* Dataset excerpt
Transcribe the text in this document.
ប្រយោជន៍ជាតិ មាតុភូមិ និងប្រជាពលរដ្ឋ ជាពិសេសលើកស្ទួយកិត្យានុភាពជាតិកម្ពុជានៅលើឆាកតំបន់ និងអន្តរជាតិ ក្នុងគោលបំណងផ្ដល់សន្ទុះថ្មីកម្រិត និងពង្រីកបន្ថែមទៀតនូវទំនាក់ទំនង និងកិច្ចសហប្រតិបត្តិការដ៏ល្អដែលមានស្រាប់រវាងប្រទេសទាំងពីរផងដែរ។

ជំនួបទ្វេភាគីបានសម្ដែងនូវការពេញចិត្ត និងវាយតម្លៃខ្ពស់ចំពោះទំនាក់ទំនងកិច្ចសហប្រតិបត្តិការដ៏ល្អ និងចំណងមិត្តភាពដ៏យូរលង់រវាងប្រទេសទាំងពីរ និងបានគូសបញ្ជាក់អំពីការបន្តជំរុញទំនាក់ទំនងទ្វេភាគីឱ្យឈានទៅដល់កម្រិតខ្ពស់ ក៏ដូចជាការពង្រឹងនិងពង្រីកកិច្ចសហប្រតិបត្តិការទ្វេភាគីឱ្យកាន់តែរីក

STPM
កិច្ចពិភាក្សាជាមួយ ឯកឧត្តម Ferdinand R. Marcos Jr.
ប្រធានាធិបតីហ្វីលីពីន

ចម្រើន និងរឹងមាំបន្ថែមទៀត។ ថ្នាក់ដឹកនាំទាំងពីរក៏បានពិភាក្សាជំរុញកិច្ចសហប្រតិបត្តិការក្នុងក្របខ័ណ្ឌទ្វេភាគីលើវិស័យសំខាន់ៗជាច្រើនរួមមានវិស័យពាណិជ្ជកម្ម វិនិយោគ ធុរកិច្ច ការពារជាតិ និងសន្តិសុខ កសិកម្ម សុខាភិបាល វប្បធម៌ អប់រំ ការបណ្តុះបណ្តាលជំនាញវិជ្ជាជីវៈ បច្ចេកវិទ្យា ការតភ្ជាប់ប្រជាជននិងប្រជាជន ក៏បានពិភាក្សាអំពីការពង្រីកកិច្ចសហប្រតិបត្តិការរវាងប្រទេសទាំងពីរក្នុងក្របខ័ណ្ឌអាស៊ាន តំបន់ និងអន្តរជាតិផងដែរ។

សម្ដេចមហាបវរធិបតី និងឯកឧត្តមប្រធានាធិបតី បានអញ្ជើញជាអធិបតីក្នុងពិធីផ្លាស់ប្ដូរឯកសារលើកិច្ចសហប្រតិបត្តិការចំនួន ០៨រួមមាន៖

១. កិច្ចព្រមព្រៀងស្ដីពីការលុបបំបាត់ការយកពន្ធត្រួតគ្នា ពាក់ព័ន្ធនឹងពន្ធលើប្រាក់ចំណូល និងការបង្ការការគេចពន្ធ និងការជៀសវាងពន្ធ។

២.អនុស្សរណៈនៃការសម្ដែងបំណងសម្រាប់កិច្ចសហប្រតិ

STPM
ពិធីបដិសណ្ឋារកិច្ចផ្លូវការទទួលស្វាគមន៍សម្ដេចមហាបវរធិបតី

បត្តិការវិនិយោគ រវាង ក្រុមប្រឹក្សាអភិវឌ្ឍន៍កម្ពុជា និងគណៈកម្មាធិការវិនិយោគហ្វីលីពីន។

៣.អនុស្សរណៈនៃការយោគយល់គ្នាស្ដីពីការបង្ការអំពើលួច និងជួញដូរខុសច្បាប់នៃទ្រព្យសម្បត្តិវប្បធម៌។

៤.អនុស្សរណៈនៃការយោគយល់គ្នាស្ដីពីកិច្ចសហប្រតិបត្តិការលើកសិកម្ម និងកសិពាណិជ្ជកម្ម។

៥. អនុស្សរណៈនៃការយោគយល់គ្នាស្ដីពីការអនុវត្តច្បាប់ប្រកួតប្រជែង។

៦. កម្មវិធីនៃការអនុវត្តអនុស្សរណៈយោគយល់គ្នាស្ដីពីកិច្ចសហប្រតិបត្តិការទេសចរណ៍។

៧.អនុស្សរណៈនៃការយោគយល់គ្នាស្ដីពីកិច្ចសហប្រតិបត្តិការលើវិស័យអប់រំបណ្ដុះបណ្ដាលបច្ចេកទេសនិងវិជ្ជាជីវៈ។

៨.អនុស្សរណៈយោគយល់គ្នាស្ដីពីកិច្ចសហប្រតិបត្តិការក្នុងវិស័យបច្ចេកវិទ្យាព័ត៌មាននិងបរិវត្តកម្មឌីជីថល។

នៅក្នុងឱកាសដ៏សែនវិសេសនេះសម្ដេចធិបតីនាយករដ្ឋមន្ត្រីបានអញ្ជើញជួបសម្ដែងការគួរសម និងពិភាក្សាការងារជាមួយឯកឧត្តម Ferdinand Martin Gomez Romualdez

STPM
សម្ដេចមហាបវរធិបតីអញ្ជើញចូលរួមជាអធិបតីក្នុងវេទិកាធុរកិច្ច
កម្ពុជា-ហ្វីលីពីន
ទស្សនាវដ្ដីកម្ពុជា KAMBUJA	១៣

* REQUIREMENT
Copy each entry exactly, with nothing added or dropped.

* SOLUTION TO THIS PROBLEM
Transcribe the text in this document.
ប្រយោជន៍ជាតិ មាតុភូមិ និងប្រជាពលរដ្ឋ ជាពិសេសលើកស្ទួយកិត្យានុភាពជាតិកម្ពុជានៅលើឆាកតំបន់ និងអន្តរជាតិ ក្នុងគោលបំណងផ្ដល់សន្ទុះថ្មីកម្រិត និងពង្រីកបន្ថែមទៀតនូវទំនាក់ទំនង និងកិច្ចសហប្រតិបត្តិការដ៏ល្អដែលមានស្រាប់រវាងប្រទេសទាំងពីរផងដែរ។

ជំនួបទ្វេភាគីបានសម្ដែងនូវការពេញចិត្ត និងវាយតម្លៃខ្ពស់ចំពោះទំនាក់ទំនងកិច្ចសហប្រតិបត្តិការដ៏ល្អ និងចំណងមិត្តភាពដ៏យូរលង់រវាងប្រទេសទាំងពីរ និងបានគូសបញ្ជាក់អំពីការបន្តជំរុញទំនាក់ទំនងទ្វេភាគីឱ្យឈានទៅដល់កម្រិតខ្ពស់ ក៏ដូចជាការពង្រឹងនិងពង្រីកកិច្ចសហប្រតិបត្តិការទ្វេភាគីឱ្យកាន់តែរីក

STPM
កិច្ចពិភាក្សាជាមួយ ឯកឧត្តម Ferdinand R. Marcos Jr.
ប្រធានាធិបតីហ្វីលីពីន

ចម្រើន និងរឹងមាំបន្ថែមទៀត។ ថ្នាក់ដឹកនាំទាំងពីរក៏បានពិភាក្សាជំរុញកិច្ចសហប្រតិបត្តិការក្នុងក្របខ័ណ្ឌទ្វេភាគីលើវិស័យសំខាន់ៗជាច្រើនរួមមានវិស័យពាណិជ្ជកម្ម វិនិយោគ ធុរកិច្ច ការពារជាតិ និងសន្តិសុខ កសិកម្ម សុខាភិបាល វប្បធម៌ អប់រំ ការបណ្តុះបណ្តាលជំនាញវិជ្ជាជីវៈ បច្ចេកវិទ្យា ការតភ្ជាប់ប្រជាជននិងប្រជាជន ក៏បានពិភាក្សាអំពីការពង្រីកកិច្ចសហប្រតិបត្តិការរវាងប្រទេសទាំងពីរក្នុងក្របខ័ណ្ឌអាស៊ាន តំបន់ និងអន្តរជាតិផងដែរ។

សម្ដេចមហាបវរធិបតី និងឯកឧត្តមប្រធានាធិបតី បានអញ្ជើញជាអធិបតីក្នុងពិធីផ្លាស់ប្ដូរឯកសារលើកិច្ចសហប្រតិបត្តិការចំនួន ០៨រួមមាន៖

១. កិច្ចព្រមព្រៀងស្ដីពីការលុបបំបាត់ការយកពន្ធត្រួតគ្នា ពាក់ព័ន្ធនឹងពន្ធលើប្រាក់ចំណូល និងការបង្ការការគេចពន្ធ និងការជៀសវាងពន្ធ។

២.អនុស្សរណៈនៃការសម្ដែងបំណងសម្រាប់កិច្ចសហប្រតិ

STPM
ពិធីបដិសណ្ឋារកិច្ចផ្លូវការទទួលស្វាគមន៍សម្ដេចមហាបវរធិបតី

បត្តិការវិនិយោគ រវាង ក្រុមប្រឹក្សាអភិវឌ្ឍន៍កម្ពុជា និងគណៈកម្មាធិការវិនិយោគហ្វីលីពីន។

៣.អនុស្សរណៈនៃការយោគយល់គ្នាស្ដីពីការបង្ការអំពើលួច និងជួញដូរខុសច្បាប់នៃទ្រព្យសម្បត្តិវប្បធម៌។

៤.អនុស្សរណៈនៃការយោគយល់គ្នាស្ដីពីកិច្ចសហប្រតិបត្តិការលើកសិកម្ម និងកសិពាណិជ្ជកម្ម។

៥. អនុស្សរណៈនៃការយោគយល់គ្នាស្ដីពីការអនុវត្តច្បាប់ប្រកួតប្រជែង។

៦. កម្មវិធីនៃការអនុវត្តអនុស្សរណៈយោគយល់គ្នាស្ដីពីកិច្ចសហប្រតិបត្តិការទេសចរណ៍។

៧.អនុស្សរណៈនៃការយោគយល់គ្នាស្ដីពីកិច្ចសហប្រតិបត្តិការលើវិស័យអប់រំបណ្ដុះបណ្ដាលបច្ចេកទេសនិងវិជ្ជាជីវៈ។

៨.អនុស្សរណៈយោគយល់គ្នាស្ដីពីកិច្ចសហប្រតិបត្តិការក្នុងវិស័យបច្ចេកវិទ្យាព័ត៌មាននិងបរិវត្តកម្មឌីជីថល។

នៅក្នុងឱកាសដ៏សែនវិសេសនេះសម្ដេចធិបតីនាយករដ្ឋមន្ត្រីបានអញ្ជើញជួបសម្ដែងការគួរសម និងពិភាក្សាការងារជាមួយឯកឧត្តម Ferdinand Martin Gomez Romualdez

STPM
សម្ដេចមហាបវរធិបតីអញ្ជើញចូលរួមជាអធិបតីក្នុងវេទិកាធុរកិច្ច
កម្ពុជា-ហ្វីលីពីន
ទស្សនាវដ្ដីកម្ពុជា KAMBUJA	១៣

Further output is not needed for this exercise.